◆ INSTRUCTIONS FOR THE TASK ◆
Work through the data below and give the number of lines holding "median", nothing more.

****************

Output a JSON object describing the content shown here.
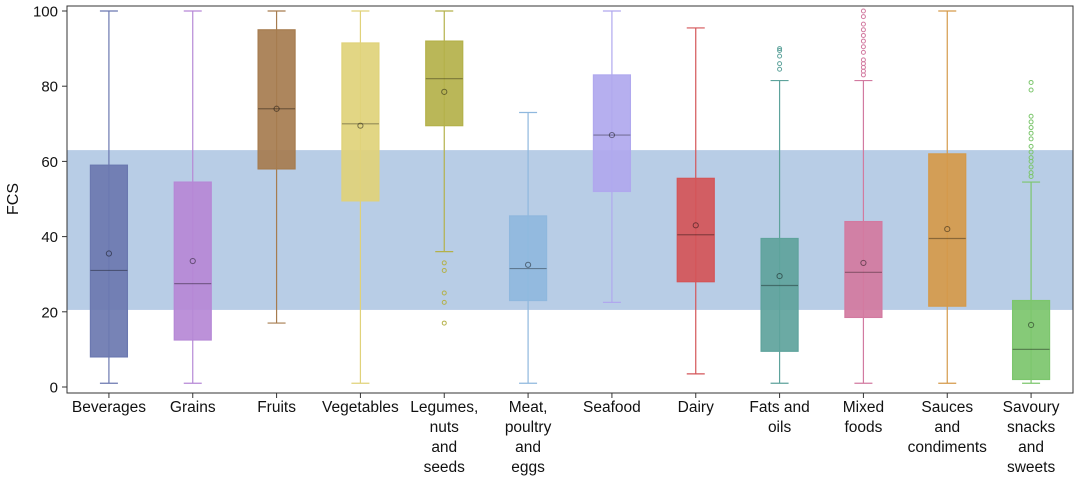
{
  "chart_data": {
    "type": "boxplot",
    "title": "",
    "xlabel": "",
    "ylabel": "FCS",
    "ylim": [
      0,
      100
    ],
    "yticks": [
      0,
      20,
      40,
      60,
      80,
      100
    ],
    "grid": false,
    "reference_band": {
      "low": 20.5,
      "high": 63,
      "color": "#b8cde6"
    },
    "categories": [
      {
        "label_lines": [
          "Beverages"
        ],
        "color": "#6b78b0",
        "whisker_low": 1,
        "q1": 8,
        "median": 31,
        "q3": 59,
        "whisker_high": 100,
        "mean": 35.5,
        "outliers": []
      },
      {
        "label_lines": [
          "Grains"
        ],
        "color": "#b688d6",
        "whisker_low": 1,
        "q1": 12.5,
        "median": 27.5,
        "q3": 54.5,
        "whisker_high": 100,
        "mean": 33.5,
        "outliers": []
      },
      {
        "label_lines": [
          "Fruits"
        ],
        "color": "#a67c4f",
        "whisker_low": 17,
        "q1": 58,
        "median": 74,
        "q3": 95,
        "whisker_high": 100,
        "mean": 74,
        "outliers": []
      },
      {
        "label_lines": [
          "Vegetables"
        ],
        "color": "#e0d27a",
        "whisker_low": 1,
        "q1": 49.5,
        "median": 70,
        "q3": 91.5,
        "whisker_high": 100,
        "mean": 69.5,
        "outliers": []
      },
      {
        "label_lines": [
          "Legumes,",
          "nuts",
          "and",
          "seeds"
        ],
        "color": "#b4b14a",
        "whisker_low": 36,
        "q1": 69.5,
        "median": 82,
        "q3": 92,
        "whisker_high": 100,
        "mean": 78.5,
        "outliers": [
          33,
          31,
          25,
          22.5,
          17
        ]
      },
      {
        "label_lines": [
          "Meat,",
          "poultry",
          "and",
          "eggs"
        ],
        "color": "#8fb8de",
        "whisker_low": 1,
        "q1": 23,
        "median": 31.5,
        "q3": 45.5,
        "whisker_high": 73,
        "mean": 32.5,
        "outliers": []
      },
      {
        "label_lines": [
          "Seafood"
        ],
        "color": "#b0a8ee",
        "whisker_low": 22.5,
        "q1": 52,
        "median": 67,
        "q3": 83,
        "whisker_high": 100,
        "mean": 67,
        "outliers": []
      },
      {
        "label_lines": [
          "Dairy"
        ],
        "color": "#d45558",
        "whisker_low": 3.5,
        "q1": 28,
        "median": 40.5,
        "q3": 55.5,
        "whisker_high": 95.5,
        "mean": 43,
        "outliers": []
      },
      {
        "label_lines": [
          "Fats and",
          "oils"
        ],
        "color": "#5ea39c",
        "whisker_low": 1,
        "q1": 9.5,
        "median": 27,
        "q3": 39.5,
        "whisker_high": 81.5,
        "mean": 29.5,
        "outliers": [
          84.5,
          86,
          88,
          89.5,
          90
        ]
      },
      {
        "label_lines": [
          "Mixed",
          "foods"
        ],
        "color": "#d27aa0",
        "whisker_low": 1,
        "q1": 18.5,
        "median": 30.5,
        "q3": 44,
        "whisker_high": 81.5,
        "mean": 33,
        "outliers": [
          83,
          84,
          85,
          86,
          87,
          89,
          90.5,
          92,
          93.5,
          95,
          96.5,
          98.5,
          100
        ]
      },
      {
        "label_lines": [
          "Sauces",
          "and",
          "condiments"
        ],
        "color": "#d59a4a",
        "whisker_low": 1,
        "q1": 21.5,
        "median": 39.5,
        "q3": 62,
        "whisker_high": 100,
        "mean": 42,
        "outliers": []
      },
      {
        "label_lines": [
          "Savoury",
          "snacks",
          "and",
          "sweets"
        ],
        "color": "#7cc66d",
        "whisker_low": 1,
        "q1": 2,
        "median": 10,
        "q3": 23,
        "whisker_high": 54.5,
        "mean": 16.5,
        "outliers": [
          56,
          57,
          58.5,
          60,
          61,
          62.5,
          64,
          66,
          67.5,
          69,
          70.5,
          72,
          79,
          81
        ]
      }
    ]
  }
}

****************

◆ ANSWER ◆
12